--- DATA FOR REVIEW ---

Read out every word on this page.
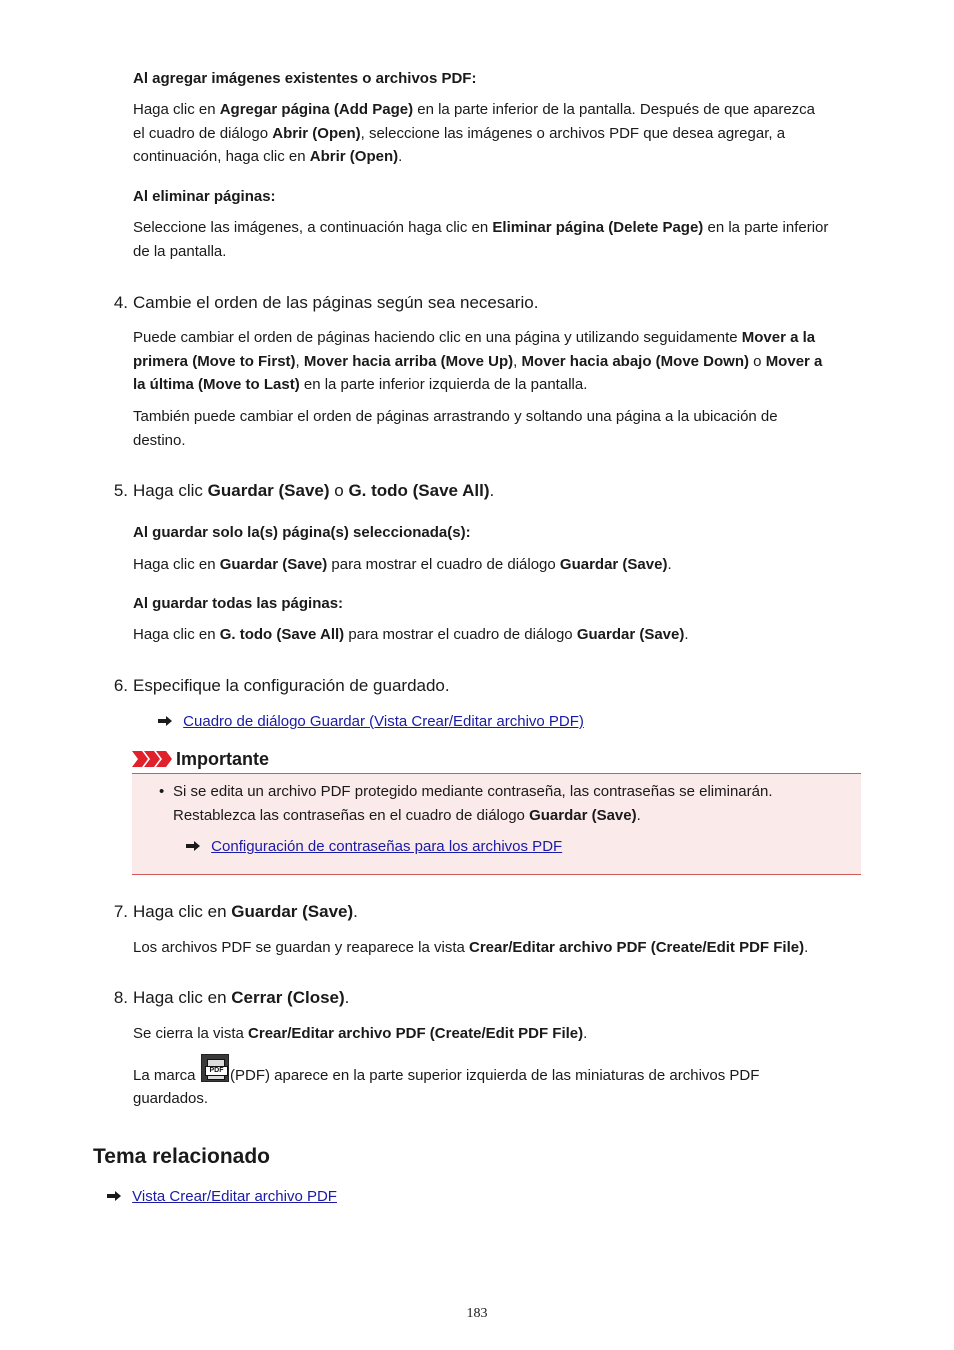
Al agregar imágenes existentes o archivos PDF:
Haga clic en Agregar página (Add Page) en la parte inferior de la pantalla. Después de que aparezca
el cuadro de diálogo Abrir (Open), seleccione las imágenes o archivos PDF que desea agregar, a
continuación, haga clic en Abrir (Open).
Al eliminar páginas:
Seleccione las imágenes, a continuación haga clic en Eliminar página (Delete Page) en la parte inferior
de la pantalla.
4. Cambie el orden de las páginas según sea necesario.
Puede cambiar el orden de páginas haciendo clic en una página y utilizando seguidamente Mover a la
primera (Move to First), Mover hacia arriba (Move Up), Mover hacia abajo (Move Down) o Mover a
la última (Move to Last) en la parte inferior izquierda de la pantalla.
También puede cambiar el orden de páginas arrastrando y soltando una página a la ubicación de
destino.
5. Haga clic Guardar (Save) o G. todo (Save All).
Al guardar solo la(s) página(s) seleccionada(s):
Haga clic en Guardar (Save) para mostrar el cuadro de diálogo Guardar (Save).
Al guardar todas las páginas:
Haga clic en G. todo (Save All) para mostrar el cuadro de diálogo Guardar (Save).
6. Especifique la configuración de guardado.
Cuadro de diálogo Guardar (Vista Crear/Editar archivo PDF)
Importante
• Si se edita un archivo PDF protegido mediante contraseña, las contraseñas se eliminarán.
Restablezca las contraseñas en el cuadro de diálogo Guardar (Save).
Configuración de contraseñas para los archivos PDF
7. Haga clic en Guardar (Save).
Los archivos PDF se guardan y reaparece la vista Crear/Editar archivo PDF (Create/Edit PDF File).
8. Haga clic en Cerrar (Close).
Se cierra la vista Crear/Editar archivo PDF (Create/Edit PDF File).
La marca	PDF (PDF) aparece en la parte superior izquierda de las miniaturas de archivos PDF
guardados.
Tema relacionado
Vista Crear/Editar archivo PDF
183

---

#### TASK TO COMPLETE:
Skip the pictures and print each record exactly as it stands.

#### THE ANSWER:
Read out every word on this page.
Al agregar imágenes existentes o archivos PDF:
Haga clic en Agregar página (Add Page) en la parte inferior de la pantalla. Después de que aparezca
el cuadro de diálogo Abrir (Open), seleccione las imágenes o archivos PDF que desea agregar, a
continuación, haga clic en Abrir (Open).
Al eliminar páginas:
Seleccione las imágenes, a continuación haga clic en Eliminar página (Delete Page) en la parte inferior
de la pantalla.
4. Cambie el orden de las páginas según sea necesario.
Puede cambiar el orden de páginas haciendo clic en una página y utilizando seguidamente Mover a la
primera (Move to First), Mover hacia arriba (Move Up), Mover hacia abajo (Move Down) o Mover a
la última (Move to Last) en la parte inferior izquierda de la pantalla.
También puede cambiar el orden de páginas arrastrando y soltando una página a la ubicación de
destino.
5. Haga clic Guardar (Save) o G. todo (Save All).
Al guardar solo la(s) página(s) seleccionada(s):
Haga clic en Guardar (Save) para mostrar el cuadro de diálogo Guardar (Save).
Al guardar todas las páginas:
Haga clic en G. todo (Save All) para mostrar el cuadro de diálogo Guardar (Save).
6. Especifique la configuración de guardado.
Cuadro de diálogo Guardar (Vista Crear/Editar archivo PDF)
Importante
• Si se edita un archivo PDF protegido mediante contraseña, las contraseñas se eliminarán.
Restablezca las contraseñas en el cuadro de diálogo Guardar (Save).
Configuración de contraseñas para los archivos PDF
7. Haga clic en Guardar (Save).
Los archivos PDF se guardan y reaparece la vista Crear/Editar archivo PDF (Create/Edit PDF File).
8. Haga clic en Cerrar (Close).
Se cierra la vista Crear/Editar archivo PDF (Create/Edit PDF File).
La marca	PDF (PDF) aparece en la parte superior izquierda de las miniaturas de archivos PDF
guardados.
Tema relacionado
Vista Crear/Editar archivo PDF
183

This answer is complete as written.